• _Exercise requirements_
Reproduce each line exactly, including spacing and punctuation.

--- Supplied entries ---

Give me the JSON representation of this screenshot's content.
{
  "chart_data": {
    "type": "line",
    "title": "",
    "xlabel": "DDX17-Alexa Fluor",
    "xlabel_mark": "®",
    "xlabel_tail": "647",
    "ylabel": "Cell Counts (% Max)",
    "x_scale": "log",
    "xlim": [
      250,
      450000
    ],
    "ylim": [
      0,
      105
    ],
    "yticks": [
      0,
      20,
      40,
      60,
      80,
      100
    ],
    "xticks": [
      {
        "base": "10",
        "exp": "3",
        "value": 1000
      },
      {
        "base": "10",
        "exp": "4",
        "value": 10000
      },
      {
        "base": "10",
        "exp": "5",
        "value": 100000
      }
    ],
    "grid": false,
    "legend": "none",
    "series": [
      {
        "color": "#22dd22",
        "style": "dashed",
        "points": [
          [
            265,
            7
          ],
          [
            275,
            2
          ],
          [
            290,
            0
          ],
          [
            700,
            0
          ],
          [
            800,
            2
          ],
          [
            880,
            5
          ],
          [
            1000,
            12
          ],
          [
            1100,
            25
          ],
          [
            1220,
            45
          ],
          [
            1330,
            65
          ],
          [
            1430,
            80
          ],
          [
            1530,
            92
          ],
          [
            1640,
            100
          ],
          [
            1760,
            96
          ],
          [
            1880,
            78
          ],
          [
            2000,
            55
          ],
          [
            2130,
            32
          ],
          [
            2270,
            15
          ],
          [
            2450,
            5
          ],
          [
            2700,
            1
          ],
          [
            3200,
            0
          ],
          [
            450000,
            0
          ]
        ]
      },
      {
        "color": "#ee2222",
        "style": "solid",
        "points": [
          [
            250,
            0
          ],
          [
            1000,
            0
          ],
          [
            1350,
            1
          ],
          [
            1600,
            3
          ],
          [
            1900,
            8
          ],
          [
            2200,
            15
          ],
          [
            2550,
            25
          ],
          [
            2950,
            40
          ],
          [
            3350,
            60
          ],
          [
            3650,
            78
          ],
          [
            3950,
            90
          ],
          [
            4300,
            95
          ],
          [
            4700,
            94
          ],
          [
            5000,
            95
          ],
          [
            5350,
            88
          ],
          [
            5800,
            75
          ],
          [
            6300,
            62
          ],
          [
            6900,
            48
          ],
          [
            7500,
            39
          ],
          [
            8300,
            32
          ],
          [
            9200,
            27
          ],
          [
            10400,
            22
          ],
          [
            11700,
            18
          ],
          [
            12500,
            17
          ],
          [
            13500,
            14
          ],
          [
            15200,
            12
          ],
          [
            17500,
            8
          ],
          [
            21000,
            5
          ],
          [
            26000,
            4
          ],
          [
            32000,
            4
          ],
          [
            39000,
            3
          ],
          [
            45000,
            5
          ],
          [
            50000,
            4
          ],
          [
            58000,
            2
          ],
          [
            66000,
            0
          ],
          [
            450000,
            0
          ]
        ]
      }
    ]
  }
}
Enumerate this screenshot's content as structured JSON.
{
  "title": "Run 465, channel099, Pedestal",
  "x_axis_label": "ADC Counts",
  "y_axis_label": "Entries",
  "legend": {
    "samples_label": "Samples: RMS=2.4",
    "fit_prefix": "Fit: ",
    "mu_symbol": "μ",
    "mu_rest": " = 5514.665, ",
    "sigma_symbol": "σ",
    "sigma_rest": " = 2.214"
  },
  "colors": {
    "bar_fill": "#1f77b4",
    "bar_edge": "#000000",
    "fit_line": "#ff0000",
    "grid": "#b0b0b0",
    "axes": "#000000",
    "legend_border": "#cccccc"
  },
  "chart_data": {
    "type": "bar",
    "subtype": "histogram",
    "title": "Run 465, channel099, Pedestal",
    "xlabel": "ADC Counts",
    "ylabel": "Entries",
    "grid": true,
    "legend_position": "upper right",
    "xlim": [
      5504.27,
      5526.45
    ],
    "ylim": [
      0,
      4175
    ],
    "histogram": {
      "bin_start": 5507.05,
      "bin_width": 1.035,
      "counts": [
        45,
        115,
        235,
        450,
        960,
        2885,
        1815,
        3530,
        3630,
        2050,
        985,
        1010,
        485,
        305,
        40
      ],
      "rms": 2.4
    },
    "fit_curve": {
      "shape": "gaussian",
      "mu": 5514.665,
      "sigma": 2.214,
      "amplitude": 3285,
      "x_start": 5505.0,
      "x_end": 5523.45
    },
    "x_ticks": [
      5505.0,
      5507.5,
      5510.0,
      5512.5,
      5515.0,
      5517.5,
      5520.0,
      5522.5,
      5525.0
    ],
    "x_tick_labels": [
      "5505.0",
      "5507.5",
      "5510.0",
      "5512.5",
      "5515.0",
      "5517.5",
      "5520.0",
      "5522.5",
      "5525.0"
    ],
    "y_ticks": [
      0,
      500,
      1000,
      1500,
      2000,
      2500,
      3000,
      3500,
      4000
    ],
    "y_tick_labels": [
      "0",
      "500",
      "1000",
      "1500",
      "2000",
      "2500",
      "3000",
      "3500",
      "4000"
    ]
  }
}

---

• _Finished answer_
Give me the JSON representation of this screenshot's content.
{
  "chart_data": {
    "type": "line",
    "title": "",
    "xlabel": "DDX17-Alexa Fluor",
    "xlabel_mark": "®",
    "xlabel_tail": "647",
    "ylabel": "Cell Counts (% Max)",
    "x_scale": "log",
    "xlim": [
      250,
      450000
    ],
    "ylim": [
      0,
      105
    ],
    "yticks": [
      0,
      20,
      40,
      60,
      80,
      100
    ],
    "xticks": [
      {
        "base": "10",
        "exp": "3",
        "value": 1000
      },
      {
        "base": "10",
        "exp": "4",
        "value": 10000
      },
      {
        "base": "10",
        "exp": "5",
        "value": 100000
      }
    ],
    "grid": false,
    "legend": "none",
    "series": [
      {
        "color": "#22dd22",
        "style": "dashed",
        "points": [
          [
            265,
            7
          ],
          [
            275,
            2
          ],
          [
            290,
            0
          ],
          [
            700,
            0
          ],
          [
            800,
            2
          ],
          [
            880,
            5
          ],
          [
            1000,
            12
          ],
          [
            1100,
            25
          ],
          [
            1220,
            45
          ],
          [
            1330,
            65
          ],
          [
            1430,
            80
          ],
          [
            1530,
            92
          ],
          [
            1640,
            100
          ],
          [
            1760,
            96
          ],
          [
            1880,
            78
          ],
          [
            2000,
            55
          ],
          [
            2130,
            32
          ],
          [
            2270,
            15
          ],
          [
            2450,
            5
          ],
          [
            2700,
            1
          ],
          [
            3200,
            0
          ],
          [
            450000,
            0
          ]
        ]
      },
      {
        "color": "#ee2222",
        "style": "solid",
        "points": [
          [
            250,
            0
          ],
          [
            1000,
            0
          ],
          [
            1350,
            1
          ],
          [
            1600,
            3
          ],
          [
            1900,
            8
          ],
          [
            2200,
            15
          ],
          [
            2550,
            25
          ],
          [
            2950,
            40
          ],
          [
            3350,
            60
          ],
          [
            3650,
            78
          ],
          [
            3950,
            90
          ],
          [
            4300,
            95
          ],
          [
            4700,
            94
          ],
          [
            5000,
            95
          ],
          [
            5350,
            88
          ],
          [
            5800,
            75
          ],
          [
            6300,
            62
          ],
          [
            6900,
            48
          ],
          [
            7500,
            39
          ],
          [
            8300,
            32
          ],
          [
            9200,
            27
          ],
          [
            10400,
            22
          ],
          [
            11700,
            18
          ],
          [
            12500,
            17
          ],
          [
            13500,
            14
          ],
          [
            15200,
            12
          ],
          [
            17500,
            8
          ],
          [
            21000,
            5
          ],
          [
            26000,
            4
          ],
          [
            32000,
            4
          ],
          [
            39000,
            3
          ],
          [
            45000,
            5
          ],
          [
            50000,
            4
          ],
          [
            58000,
            2
          ],
          [
            66000,
            0
          ],
          [
            450000,
            0
          ]
        ]
      }
    ]
  }
}
Enumerate this screenshot's content as structured JSON.
{
  "title": "Run 465, channel099, Pedestal",
  "x_axis_label": "ADC Counts",
  "y_axis_label": "Entries",
  "legend": {
    "samples_label": "Samples: RMS=2.4",
    "fit_prefix": "Fit: ",
    "mu_symbol": "μ",
    "mu_rest": " = 5514.665, ",
    "sigma_symbol": "σ",
    "sigma_rest": " = 2.214"
  },
  "colors": {
    "bar_fill": "#1f77b4",
    "bar_edge": "#000000",
    "fit_line": "#ff0000",
    "grid": "#b0b0b0",
    "axes": "#000000",
    "legend_border": "#cccccc"
  },
  "chart_data": {
    "type": "bar",
    "subtype": "histogram",
    "title": "Run 465, channel099, Pedestal",
    "xlabel": "ADC Counts",
    "ylabel": "Entries",
    "grid": true,
    "legend_position": "upper right",
    "xlim": [
      5504.27,
      5526.45
    ],
    "ylim": [
      0,
      4175
    ],
    "histogram": {
      "bin_start": 5507.05,
      "bin_width": 1.035,
      "counts": [
        45,
        115,
        235,
        450,
        960,
        2885,
        1815,
        3530,
        3630,
        2050,
        985,
        1010,
        485,
        305,
        40
      ],
      "rms": 2.4
    },
    "fit_curve": {
      "shape": "gaussian",
      "mu": 5514.665,
      "sigma": 2.214,
      "amplitude": 3285,
      "x_start": 5505.0,
      "x_end": 5523.45
    },
    "x_ticks": [
      5505.0,
      5507.5,
      5510.0,
      5512.5,
      5515.0,
      5517.5,
      5520.0,
      5522.5,
      5525.0
    ],
    "x_tick_labels": [
      "5505.0",
      "5507.5",
      "5510.0",
      "5512.5",
      "5515.0",
      "5517.5",
      "5520.0",
      "5522.5",
      "5525.0"
    ],
    "y_ticks": [
      0,
      500,
      1000,
      1500,
      2000,
      2500,
      3000,
      3500,
      4000
    ],
    "y_tick_labels": [
      "0",
      "500",
      "1000",
      "1500",
      "2000",
      "2500",
      "3000",
      "3500",
      "4000"
    ]
  }
}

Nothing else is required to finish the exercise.